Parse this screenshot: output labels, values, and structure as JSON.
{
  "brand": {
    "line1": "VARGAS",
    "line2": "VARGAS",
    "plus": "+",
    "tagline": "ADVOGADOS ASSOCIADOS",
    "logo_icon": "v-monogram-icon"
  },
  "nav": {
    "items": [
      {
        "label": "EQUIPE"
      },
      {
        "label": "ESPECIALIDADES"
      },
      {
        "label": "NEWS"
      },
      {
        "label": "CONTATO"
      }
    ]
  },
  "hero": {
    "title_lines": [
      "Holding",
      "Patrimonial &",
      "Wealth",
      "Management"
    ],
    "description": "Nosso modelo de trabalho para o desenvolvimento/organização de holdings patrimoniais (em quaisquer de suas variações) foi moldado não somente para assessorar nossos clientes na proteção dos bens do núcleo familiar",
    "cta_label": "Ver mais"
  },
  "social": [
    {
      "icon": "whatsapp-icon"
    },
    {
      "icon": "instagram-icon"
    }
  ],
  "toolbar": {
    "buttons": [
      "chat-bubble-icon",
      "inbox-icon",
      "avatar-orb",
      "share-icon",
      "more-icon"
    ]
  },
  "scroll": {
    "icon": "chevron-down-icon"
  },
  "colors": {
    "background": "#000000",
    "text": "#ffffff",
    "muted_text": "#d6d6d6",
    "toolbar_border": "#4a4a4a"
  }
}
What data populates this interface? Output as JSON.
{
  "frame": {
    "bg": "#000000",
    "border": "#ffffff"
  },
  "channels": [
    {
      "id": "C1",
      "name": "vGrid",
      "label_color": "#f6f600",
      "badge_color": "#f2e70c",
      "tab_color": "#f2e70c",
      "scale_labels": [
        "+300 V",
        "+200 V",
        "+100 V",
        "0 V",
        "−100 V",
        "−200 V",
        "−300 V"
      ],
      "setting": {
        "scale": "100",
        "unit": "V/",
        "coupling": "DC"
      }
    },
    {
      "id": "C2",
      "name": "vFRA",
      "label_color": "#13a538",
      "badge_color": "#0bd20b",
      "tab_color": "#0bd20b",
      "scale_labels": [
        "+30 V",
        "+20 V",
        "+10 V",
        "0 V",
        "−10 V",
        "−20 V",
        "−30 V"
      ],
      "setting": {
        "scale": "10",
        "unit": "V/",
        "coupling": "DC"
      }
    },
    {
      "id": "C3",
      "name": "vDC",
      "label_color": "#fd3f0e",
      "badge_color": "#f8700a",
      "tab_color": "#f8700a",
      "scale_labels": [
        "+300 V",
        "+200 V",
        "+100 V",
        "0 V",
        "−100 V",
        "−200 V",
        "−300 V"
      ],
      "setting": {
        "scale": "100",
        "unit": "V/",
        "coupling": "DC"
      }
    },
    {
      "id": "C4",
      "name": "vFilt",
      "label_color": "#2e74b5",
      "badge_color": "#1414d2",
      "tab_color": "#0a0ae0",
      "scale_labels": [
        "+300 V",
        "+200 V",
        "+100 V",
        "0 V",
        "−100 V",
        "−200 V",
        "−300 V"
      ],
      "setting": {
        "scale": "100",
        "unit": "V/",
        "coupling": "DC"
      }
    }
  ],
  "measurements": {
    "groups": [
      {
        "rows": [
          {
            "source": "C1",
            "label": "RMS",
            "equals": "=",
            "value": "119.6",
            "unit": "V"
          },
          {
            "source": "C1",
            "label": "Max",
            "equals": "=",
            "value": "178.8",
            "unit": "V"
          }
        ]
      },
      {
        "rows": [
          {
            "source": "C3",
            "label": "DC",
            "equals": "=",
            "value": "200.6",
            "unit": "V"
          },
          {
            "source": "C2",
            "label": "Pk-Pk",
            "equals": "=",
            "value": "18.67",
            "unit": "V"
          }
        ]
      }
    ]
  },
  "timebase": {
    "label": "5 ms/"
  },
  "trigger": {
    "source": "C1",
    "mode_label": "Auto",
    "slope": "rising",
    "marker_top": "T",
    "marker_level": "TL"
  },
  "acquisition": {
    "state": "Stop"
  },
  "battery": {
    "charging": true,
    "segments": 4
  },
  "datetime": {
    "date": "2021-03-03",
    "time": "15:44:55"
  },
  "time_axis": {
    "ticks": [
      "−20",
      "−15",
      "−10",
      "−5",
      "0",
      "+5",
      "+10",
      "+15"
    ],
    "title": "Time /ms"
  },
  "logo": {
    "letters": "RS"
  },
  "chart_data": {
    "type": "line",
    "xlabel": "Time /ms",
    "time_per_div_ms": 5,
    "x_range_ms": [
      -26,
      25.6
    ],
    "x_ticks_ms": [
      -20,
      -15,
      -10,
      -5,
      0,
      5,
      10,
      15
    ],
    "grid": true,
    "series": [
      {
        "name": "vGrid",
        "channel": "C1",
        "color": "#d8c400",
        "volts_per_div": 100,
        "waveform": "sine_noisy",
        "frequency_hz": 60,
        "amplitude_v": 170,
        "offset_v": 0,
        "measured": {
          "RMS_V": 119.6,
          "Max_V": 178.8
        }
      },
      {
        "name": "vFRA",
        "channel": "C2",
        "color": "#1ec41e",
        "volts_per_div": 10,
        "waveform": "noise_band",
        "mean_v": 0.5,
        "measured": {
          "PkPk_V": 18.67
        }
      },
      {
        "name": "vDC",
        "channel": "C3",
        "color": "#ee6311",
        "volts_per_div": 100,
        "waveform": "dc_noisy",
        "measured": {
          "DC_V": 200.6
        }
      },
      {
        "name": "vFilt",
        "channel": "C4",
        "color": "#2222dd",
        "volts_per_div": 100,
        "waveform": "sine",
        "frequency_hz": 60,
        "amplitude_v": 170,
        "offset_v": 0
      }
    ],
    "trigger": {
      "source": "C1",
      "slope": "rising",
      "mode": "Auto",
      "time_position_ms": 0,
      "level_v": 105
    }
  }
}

▶ [WHAT YOU ARE ASKED TO DO] Extract each line from the listing above, please, and repeat it exactly.

▶ [RESPONSE FOR THIS EXERCISE]
Parse this screenshot: output labels, values, and structure as JSON.
{
  "brand": {
    "line1": "VARGAS",
    "line2": "VARGAS",
    "plus": "+",
    "tagline": "ADVOGADOS ASSOCIADOS",
    "logo_icon": "v-monogram-icon"
  },
  "nav": {
    "items": [
      {
        "label": "EQUIPE"
      },
      {
        "label": "ESPECIALIDADES"
      },
      {
        "label": "NEWS"
      },
      {
        "label": "CONTATO"
      }
    ]
  },
  "hero": {
    "title_lines": [
      "Holding",
      "Patrimonial &",
      "Wealth",
      "Management"
    ],
    "description": "Nosso modelo de trabalho para o desenvolvimento/organização de holdings patrimoniais (em quaisquer de suas variações) foi moldado não somente para assessorar nossos clientes na proteção dos bens do núcleo familiar",
    "cta_label": "Ver mais"
  },
  "social": [
    {
      "icon": "whatsapp-icon"
    },
    {
      "icon": "instagram-icon"
    }
  ],
  "toolbar": {
    "buttons": [
      "chat-bubble-icon",
      "inbox-icon",
      "avatar-orb",
      "share-icon",
      "more-icon"
    ]
  },
  "scroll": {
    "icon": "chevron-down-icon"
  },
  "colors": {
    "background": "#000000",
    "text": "#ffffff",
    "muted_text": "#d6d6d6",
    "toolbar_border": "#4a4a4a"
  }
}
What data populates this interface? Output as JSON.
{
  "frame": {
    "bg": "#000000",
    "border": "#ffffff"
  },
  "channels": [
    {
      "id": "C1",
      "name": "vGrid",
      "label_color": "#f6f600",
      "badge_color": "#f2e70c",
      "tab_color": "#f2e70c",
      "scale_labels": [
        "+300 V",
        "+200 V",
        "+100 V",
        "0 V",
        "−100 V",
        "−200 V",
        "−300 V"
      ],
      "setting": {
        "scale": "100",
        "unit": "V/",
        "coupling": "DC"
      }
    },
    {
      "id": "C2",
      "name": "vFRA",
      "label_color": "#13a538",
      "badge_color": "#0bd20b",
      "tab_color": "#0bd20b",
      "scale_labels": [
        "+30 V",
        "+20 V",
        "+10 V",
        "0 V",
        "−10 V",
        "−20 V",
        "−30 V"
      ],
      "setting": {
        "scale": "10",
        "unit": "V/",
        "coupling": "DC"
      }
    },
    {
      "id": "C3",
      "name": "vDC",
      "label_color": "#fd3f0e",
      "badge_color": "#f8700a",
      "tab_color": "#f8700a",
      "scale_labels": [
        "+300 V",
        "+200 V",
        "+100 V",
        "0 V",
        "−100 V",
        "−200 V",
        "−300 V"
      ],
      "setting": {
        "scale": "100",
        "unit": "V/",
        "coupling": "DC"
      }
    },
    {
      "id": "C4",
      "name": "vFilt",
      "label_color": "#2e74b5",
      "badge_color": "#1414d2",
      "tab_color": "#0a0ae0",
      "scale_labels": [
        "+300 V",
        "+200 V",
        "+100 V",
        "0 V",
        "−100 V",
        "−200 V",
        "−300 V"
      ],
      "setting": {
        "scale": "100",
        "unit": "V/",
        "coupling": "DC"
      }
    }
  ],
  "measurements": {
    "groups": [
      {
        "rows": [
          {
            "source": "C1",
            "label": "RMS",
            "equals": "=",
            "value": "119.6",
            "unit": "V"
          },
          {
            "source": "C1",
            "label": "Max",
            "equals": "=",
            "value": "178.8",
            "unit": "V"
          }
        ]
      },
      {
        "rows": [
          {
            "source": "C3",
            "label": "DC",
            "equals": "=",
            "value": "200.6",
            "unit": "V"
          },
          {
            "source": "C2",
            "label": "Pk-Pk",
            "equals": "=",
            "value": "18.67",
            "unit": "V"
          }
        ]
      }
    ]
  },
  "timebase": {
    "label": "5 ms/"
  },
  "trigger": {
    "source": "C1",
    "mode_label": "Auto",
    "slope": "rising",
    "marker_top": "T",
    "marker_level": "TL"
  },
  "acquisition": {
    "state": "Stop"
  },
  "battery": {
    "charging": true,
    "segments": 4
  },
  "datetime": {
    "date": "2021-03-03",
    "time": "15:44:55"
  },
  "time_axis": {
    "ticks": [
      "−20",
      "−15",
      "−10",
      "−5",
      "0",
      "+5",
      "+10",
      "+15"
    ],
    "title": "Time /ms"
  },
  "logo": {
    "letters": "RS"
  },
  "chart_data": {
    "type": "line",
    "xlabel": "Time /ms",
    "time_per_div_ms": 5,
    "x_range_ms": [
      -26,
      25.6
    ],
    "x_ticks_ms": [
      -20,
      -15,
      -10,
      -5,
      0,
      5,
      10,
      15
    ],
    "grid": true,
    "series": [
      {
        "name": "vGrid",
        "channel": "C1",
        "color": "#d8c400",
        "volts_per_div": 100,
        "waveform": "sine_noisy",
        "frequency_hz": 60,
        "amplitude_v": 170,
        "offset_v": 0,
        "measured": {
          "RMS_V": 119.6,
          "Max_V": 178.8
        }
      },
      {
        "name": "vFRA",
        "channel": "C2",
        "color": "#1ec41e",
        "volts_per_div": 10,
        "waveform": "noise_band",
        "mean_v": 0.5,
        "measured": {
          "PkPk_V": 18.67
        }
      },
      {
        "name": "vDC",
        "channel": "C3",
        "color": "#ee6311",
        "volts_per_div": 100,
        "waveform": "dc_noisy",
        "measured": {
          "DC_V": 200.6
        }
      },
      {
        "name": "vFilt",
        "channel": "C4",
        "color": "#2222dd",
        "volts_per_div": 100,
        "waveform": "sine",
        "frequency_hz": 60,
        "amplitude_v": 170,
        "offset_v": 0
      }
    ],
    "trigger": {
      "source": "C1",
      "slope": "rising",
      "mode": "Auto",
      "time_position_ms": 0,
      "level_v": 105
    }
  }
}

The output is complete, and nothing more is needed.